Records that describe figures
--- BEGIN ---

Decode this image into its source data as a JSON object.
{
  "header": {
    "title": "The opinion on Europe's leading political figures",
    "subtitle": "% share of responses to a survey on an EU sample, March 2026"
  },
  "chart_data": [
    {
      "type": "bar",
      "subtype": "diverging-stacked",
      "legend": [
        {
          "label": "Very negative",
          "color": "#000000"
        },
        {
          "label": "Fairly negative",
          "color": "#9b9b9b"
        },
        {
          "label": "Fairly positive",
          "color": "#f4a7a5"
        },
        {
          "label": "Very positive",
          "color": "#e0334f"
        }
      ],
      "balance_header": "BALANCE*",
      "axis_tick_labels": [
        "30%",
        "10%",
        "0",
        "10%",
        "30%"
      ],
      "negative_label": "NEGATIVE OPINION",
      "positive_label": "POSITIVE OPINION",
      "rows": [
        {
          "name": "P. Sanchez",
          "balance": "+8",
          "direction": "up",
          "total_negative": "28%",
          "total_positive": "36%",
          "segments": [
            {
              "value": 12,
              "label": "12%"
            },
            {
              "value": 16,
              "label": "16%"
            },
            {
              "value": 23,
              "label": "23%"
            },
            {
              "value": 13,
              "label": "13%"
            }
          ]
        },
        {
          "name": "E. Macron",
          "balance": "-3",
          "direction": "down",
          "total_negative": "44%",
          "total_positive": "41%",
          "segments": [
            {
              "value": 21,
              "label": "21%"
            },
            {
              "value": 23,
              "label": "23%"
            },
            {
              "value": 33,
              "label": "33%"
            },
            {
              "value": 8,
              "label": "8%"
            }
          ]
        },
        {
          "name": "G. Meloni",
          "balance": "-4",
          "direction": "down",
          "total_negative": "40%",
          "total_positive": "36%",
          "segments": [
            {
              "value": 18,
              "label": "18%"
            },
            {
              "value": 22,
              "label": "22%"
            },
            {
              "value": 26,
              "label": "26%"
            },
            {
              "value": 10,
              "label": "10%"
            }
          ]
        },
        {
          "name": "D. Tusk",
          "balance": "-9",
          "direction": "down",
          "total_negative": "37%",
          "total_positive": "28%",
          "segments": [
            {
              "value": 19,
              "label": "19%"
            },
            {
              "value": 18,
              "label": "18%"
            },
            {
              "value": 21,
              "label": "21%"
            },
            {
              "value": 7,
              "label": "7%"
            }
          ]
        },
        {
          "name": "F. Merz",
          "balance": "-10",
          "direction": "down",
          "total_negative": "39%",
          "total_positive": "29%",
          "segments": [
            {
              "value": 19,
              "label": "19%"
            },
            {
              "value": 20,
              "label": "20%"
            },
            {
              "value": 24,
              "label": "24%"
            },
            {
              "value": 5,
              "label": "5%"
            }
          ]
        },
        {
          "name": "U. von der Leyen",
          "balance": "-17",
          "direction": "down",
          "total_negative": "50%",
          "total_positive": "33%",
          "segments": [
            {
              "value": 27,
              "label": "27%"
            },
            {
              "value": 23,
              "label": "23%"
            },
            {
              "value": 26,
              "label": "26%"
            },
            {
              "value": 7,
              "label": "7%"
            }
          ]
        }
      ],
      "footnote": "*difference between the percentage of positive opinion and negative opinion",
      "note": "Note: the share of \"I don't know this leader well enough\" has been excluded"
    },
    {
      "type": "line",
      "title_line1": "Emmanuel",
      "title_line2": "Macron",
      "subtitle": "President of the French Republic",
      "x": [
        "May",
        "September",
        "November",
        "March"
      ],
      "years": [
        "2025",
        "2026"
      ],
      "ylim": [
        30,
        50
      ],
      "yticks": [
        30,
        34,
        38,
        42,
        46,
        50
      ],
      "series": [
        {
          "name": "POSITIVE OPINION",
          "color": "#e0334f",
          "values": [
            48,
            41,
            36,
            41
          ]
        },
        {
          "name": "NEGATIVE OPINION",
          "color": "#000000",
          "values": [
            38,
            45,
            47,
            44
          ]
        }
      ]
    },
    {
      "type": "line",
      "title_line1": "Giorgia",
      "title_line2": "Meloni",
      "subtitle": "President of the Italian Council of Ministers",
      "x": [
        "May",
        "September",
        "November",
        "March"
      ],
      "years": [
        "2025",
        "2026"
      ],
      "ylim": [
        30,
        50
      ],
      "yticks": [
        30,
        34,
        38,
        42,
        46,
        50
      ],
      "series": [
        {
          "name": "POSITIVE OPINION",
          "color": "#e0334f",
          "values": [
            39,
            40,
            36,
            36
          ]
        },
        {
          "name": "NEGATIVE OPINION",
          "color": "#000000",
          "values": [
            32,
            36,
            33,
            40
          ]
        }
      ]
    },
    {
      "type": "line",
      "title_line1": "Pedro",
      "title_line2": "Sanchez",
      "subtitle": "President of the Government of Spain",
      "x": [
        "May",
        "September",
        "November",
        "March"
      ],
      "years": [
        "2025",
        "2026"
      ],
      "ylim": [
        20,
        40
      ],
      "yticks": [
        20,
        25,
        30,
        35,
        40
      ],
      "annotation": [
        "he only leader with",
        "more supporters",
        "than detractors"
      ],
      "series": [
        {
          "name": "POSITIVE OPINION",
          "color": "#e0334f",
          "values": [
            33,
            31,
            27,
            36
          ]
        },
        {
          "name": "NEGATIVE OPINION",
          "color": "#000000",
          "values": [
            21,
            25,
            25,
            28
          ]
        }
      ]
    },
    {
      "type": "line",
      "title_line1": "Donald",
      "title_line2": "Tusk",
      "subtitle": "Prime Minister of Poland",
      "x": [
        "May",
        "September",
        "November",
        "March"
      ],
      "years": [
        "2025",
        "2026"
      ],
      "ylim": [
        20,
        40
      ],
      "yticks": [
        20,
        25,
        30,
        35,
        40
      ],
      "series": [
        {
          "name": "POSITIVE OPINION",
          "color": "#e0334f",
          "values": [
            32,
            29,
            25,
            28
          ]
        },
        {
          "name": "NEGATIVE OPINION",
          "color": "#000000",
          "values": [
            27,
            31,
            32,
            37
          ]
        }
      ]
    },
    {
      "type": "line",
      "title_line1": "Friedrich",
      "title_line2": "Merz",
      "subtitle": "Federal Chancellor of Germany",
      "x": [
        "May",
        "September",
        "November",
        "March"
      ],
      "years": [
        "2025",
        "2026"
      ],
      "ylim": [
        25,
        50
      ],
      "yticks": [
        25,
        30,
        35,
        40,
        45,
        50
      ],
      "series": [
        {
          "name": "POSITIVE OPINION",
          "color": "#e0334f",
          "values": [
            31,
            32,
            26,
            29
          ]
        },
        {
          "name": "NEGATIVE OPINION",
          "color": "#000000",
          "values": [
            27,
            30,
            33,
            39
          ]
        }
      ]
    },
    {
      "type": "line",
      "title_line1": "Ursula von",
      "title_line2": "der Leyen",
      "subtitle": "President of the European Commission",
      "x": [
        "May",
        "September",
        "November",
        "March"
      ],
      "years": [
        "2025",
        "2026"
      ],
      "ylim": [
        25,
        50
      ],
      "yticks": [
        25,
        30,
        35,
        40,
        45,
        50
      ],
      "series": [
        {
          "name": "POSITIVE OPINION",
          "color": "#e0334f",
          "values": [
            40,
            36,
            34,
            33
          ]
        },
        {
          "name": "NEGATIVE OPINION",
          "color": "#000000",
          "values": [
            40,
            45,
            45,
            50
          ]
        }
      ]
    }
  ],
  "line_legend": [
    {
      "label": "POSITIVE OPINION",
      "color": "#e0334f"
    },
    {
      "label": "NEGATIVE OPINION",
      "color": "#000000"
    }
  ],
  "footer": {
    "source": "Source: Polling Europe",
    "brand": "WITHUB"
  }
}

--- END ---
--- BEGIN ---

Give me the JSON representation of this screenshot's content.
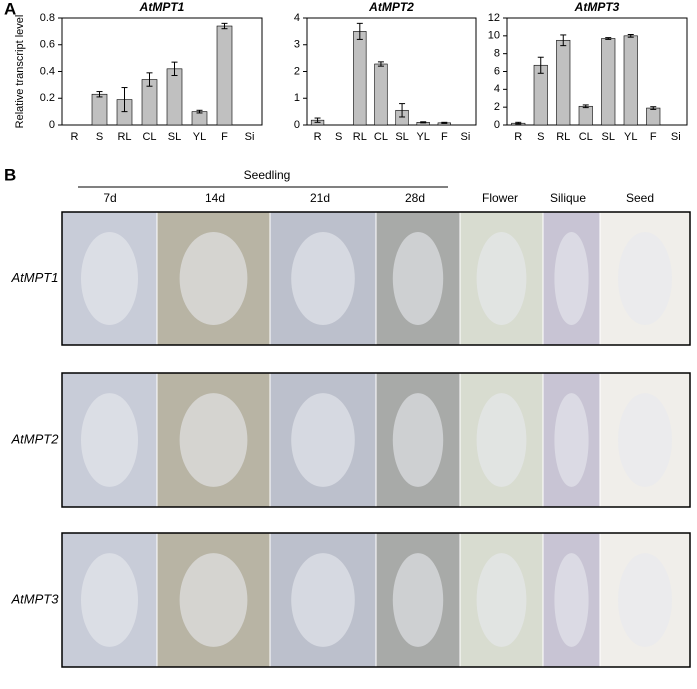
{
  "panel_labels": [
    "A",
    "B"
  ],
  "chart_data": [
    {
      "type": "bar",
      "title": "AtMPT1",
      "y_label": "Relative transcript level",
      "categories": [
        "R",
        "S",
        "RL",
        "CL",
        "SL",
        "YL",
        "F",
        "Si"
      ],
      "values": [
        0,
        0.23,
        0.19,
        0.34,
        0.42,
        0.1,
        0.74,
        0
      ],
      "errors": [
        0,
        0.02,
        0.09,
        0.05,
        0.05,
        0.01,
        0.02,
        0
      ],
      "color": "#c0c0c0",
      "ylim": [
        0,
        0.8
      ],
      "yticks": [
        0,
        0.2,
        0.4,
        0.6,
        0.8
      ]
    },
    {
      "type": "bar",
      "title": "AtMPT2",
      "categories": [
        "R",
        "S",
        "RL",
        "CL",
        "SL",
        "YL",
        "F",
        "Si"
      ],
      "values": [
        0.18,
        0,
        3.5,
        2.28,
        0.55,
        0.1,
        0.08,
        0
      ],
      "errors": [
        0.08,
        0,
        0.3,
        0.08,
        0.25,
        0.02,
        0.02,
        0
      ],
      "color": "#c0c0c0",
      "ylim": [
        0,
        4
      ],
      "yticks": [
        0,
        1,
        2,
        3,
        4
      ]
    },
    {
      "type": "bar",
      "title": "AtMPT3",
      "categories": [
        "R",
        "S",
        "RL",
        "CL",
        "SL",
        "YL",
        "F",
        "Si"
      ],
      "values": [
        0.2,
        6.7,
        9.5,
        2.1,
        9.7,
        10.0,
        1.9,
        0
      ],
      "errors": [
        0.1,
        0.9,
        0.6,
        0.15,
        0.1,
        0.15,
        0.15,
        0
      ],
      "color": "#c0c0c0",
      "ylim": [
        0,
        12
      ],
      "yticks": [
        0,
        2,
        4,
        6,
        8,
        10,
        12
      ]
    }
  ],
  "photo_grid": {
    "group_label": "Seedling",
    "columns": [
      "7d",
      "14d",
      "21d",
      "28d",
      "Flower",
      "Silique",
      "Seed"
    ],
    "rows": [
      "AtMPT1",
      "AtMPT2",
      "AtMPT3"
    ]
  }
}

--- END ---

- PROBLEM STATEMENT
Return, from the data, each line that has the word "Very" in it.

- EXERCISE ANSWER
          "label": "Very negative",
          "label": "Very positive",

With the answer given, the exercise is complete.